• _RECORDED DATA_:
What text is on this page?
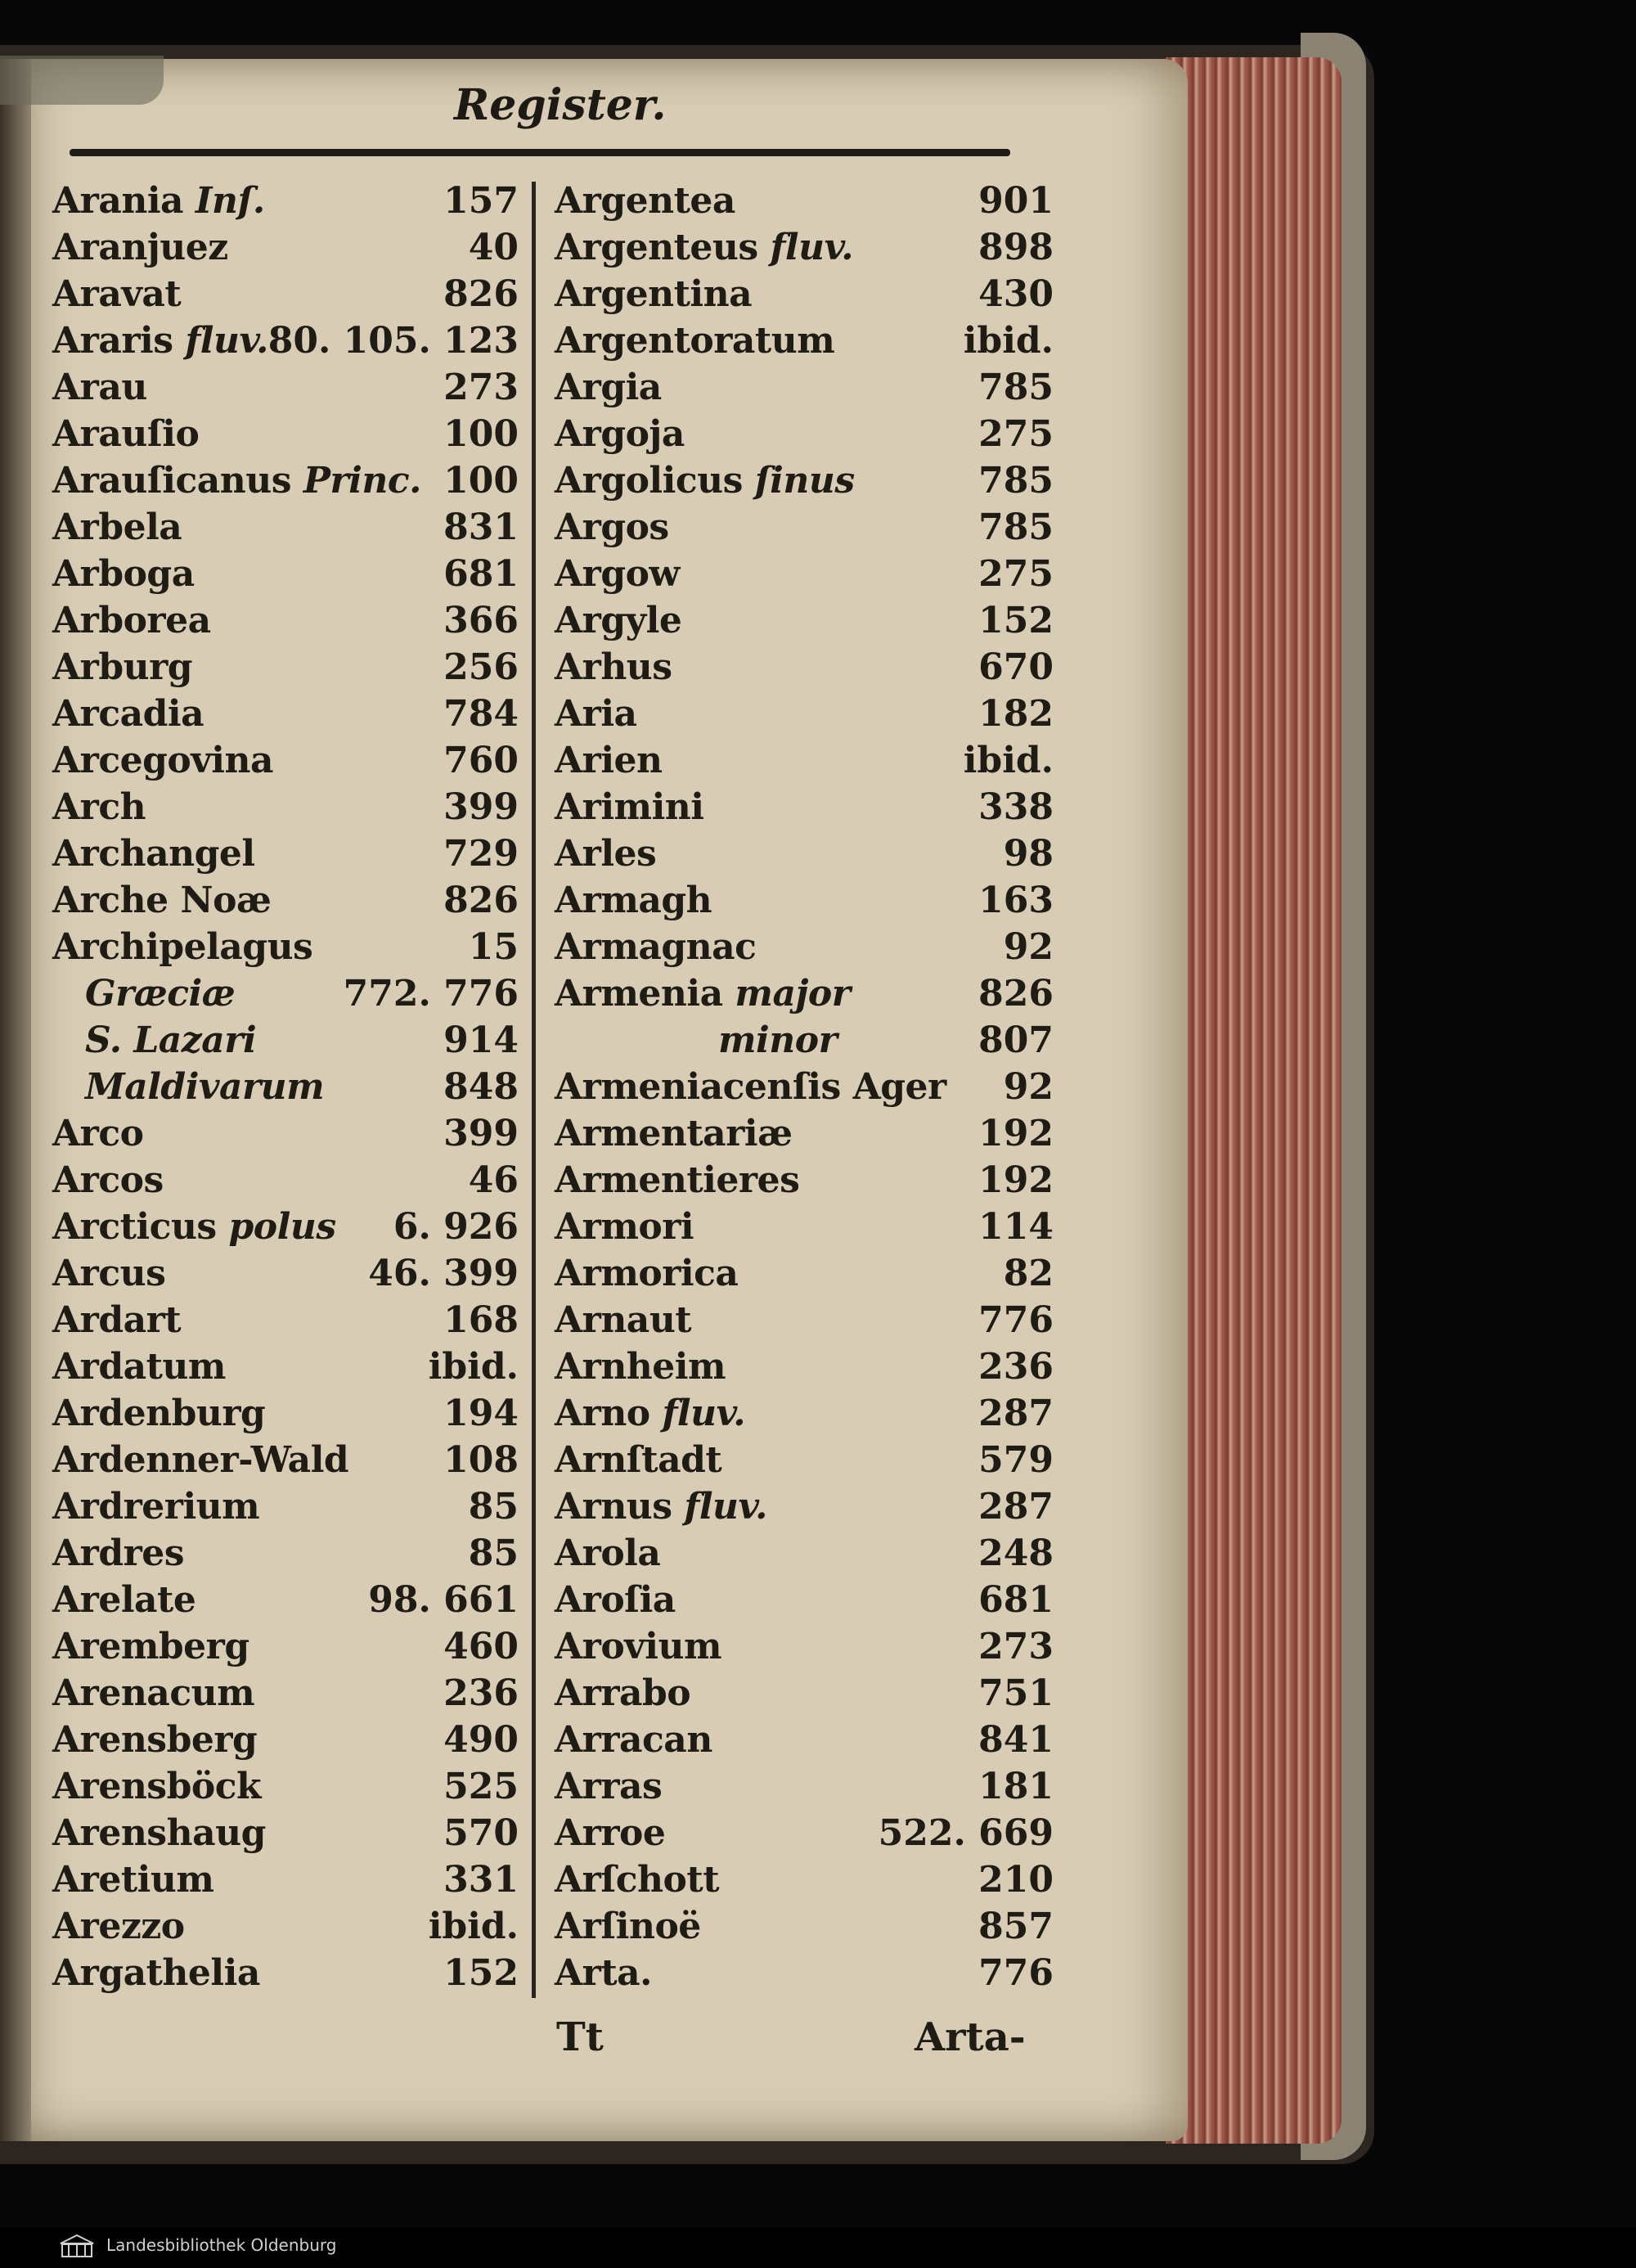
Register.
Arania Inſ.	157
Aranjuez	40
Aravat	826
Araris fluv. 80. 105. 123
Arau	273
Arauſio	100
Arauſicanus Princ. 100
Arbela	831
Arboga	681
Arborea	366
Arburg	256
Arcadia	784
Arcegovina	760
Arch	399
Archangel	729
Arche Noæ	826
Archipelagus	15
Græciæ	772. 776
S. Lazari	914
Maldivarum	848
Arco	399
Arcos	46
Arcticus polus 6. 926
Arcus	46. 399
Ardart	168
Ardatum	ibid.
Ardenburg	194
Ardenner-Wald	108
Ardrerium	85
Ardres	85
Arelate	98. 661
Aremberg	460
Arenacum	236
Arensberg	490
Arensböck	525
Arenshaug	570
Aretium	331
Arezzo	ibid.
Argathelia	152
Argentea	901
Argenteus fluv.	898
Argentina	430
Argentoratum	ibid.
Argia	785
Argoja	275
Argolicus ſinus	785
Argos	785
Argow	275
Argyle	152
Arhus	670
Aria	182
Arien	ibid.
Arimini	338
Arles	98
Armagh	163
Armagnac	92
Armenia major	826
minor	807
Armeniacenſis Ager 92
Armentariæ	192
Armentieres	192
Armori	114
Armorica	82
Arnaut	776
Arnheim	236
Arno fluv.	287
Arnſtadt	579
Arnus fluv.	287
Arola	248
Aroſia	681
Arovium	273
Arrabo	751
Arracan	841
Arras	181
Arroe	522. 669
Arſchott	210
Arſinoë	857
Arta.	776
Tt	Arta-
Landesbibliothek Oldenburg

--

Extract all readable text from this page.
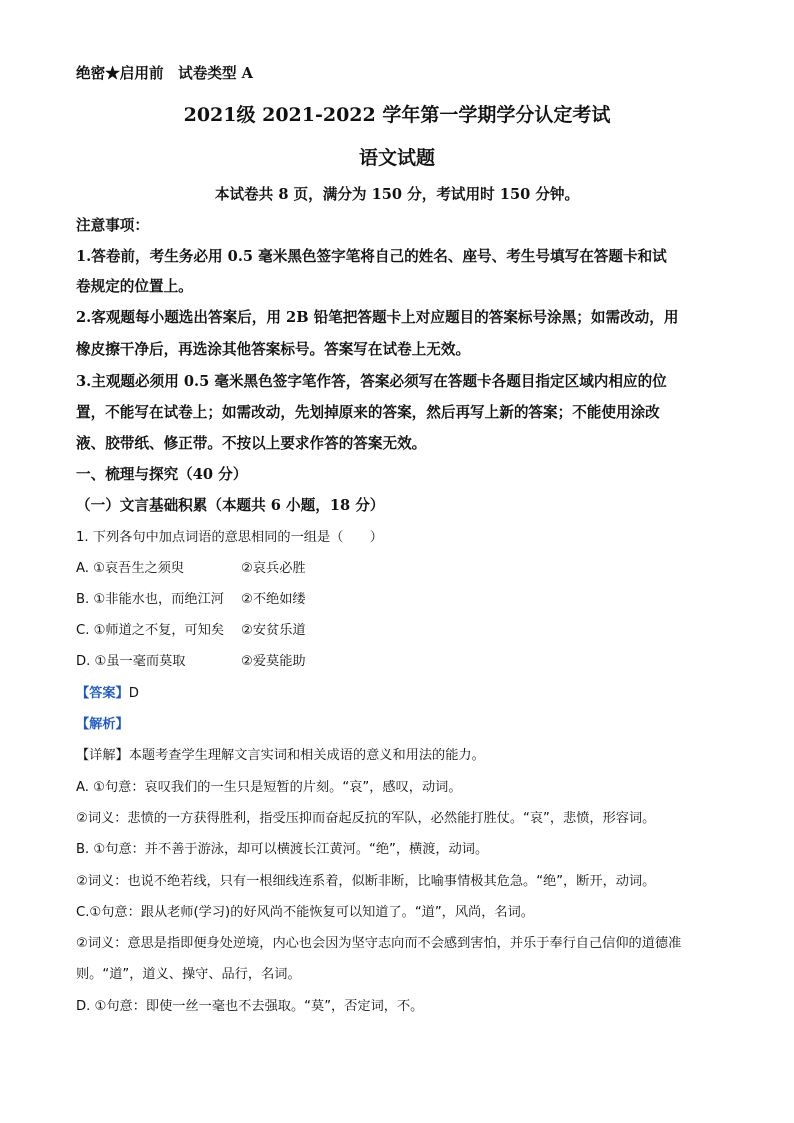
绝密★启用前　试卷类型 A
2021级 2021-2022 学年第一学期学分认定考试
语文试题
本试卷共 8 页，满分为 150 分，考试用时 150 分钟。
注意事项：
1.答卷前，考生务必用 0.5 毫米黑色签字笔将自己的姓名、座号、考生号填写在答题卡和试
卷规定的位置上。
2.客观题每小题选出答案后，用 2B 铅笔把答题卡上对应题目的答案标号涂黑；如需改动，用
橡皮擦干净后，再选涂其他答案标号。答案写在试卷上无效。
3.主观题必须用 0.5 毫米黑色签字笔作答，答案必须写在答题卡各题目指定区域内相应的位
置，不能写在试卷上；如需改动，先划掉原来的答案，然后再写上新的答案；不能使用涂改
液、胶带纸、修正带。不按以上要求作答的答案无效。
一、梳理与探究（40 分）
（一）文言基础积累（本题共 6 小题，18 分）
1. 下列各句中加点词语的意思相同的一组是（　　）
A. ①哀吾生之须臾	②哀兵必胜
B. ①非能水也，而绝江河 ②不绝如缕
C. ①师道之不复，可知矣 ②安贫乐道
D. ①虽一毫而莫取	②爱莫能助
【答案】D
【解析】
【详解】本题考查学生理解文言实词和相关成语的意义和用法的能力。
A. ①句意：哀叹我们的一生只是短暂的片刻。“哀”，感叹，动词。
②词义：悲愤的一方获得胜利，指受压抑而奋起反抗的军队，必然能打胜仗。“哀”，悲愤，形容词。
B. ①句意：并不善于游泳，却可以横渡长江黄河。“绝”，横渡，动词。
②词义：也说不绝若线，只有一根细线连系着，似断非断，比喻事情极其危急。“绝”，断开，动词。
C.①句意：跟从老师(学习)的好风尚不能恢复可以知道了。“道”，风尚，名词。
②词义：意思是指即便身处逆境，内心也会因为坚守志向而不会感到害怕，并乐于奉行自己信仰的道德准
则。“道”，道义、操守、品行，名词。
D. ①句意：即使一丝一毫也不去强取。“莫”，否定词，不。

• _TASK OBJECTIVE_:
Pull every line containing "ibid" from the data.

• _RESULT BELOW_:
Ardatum	ibid.
Arezzo	ibid.
Argentoratum	ibid.
Arien	ibid.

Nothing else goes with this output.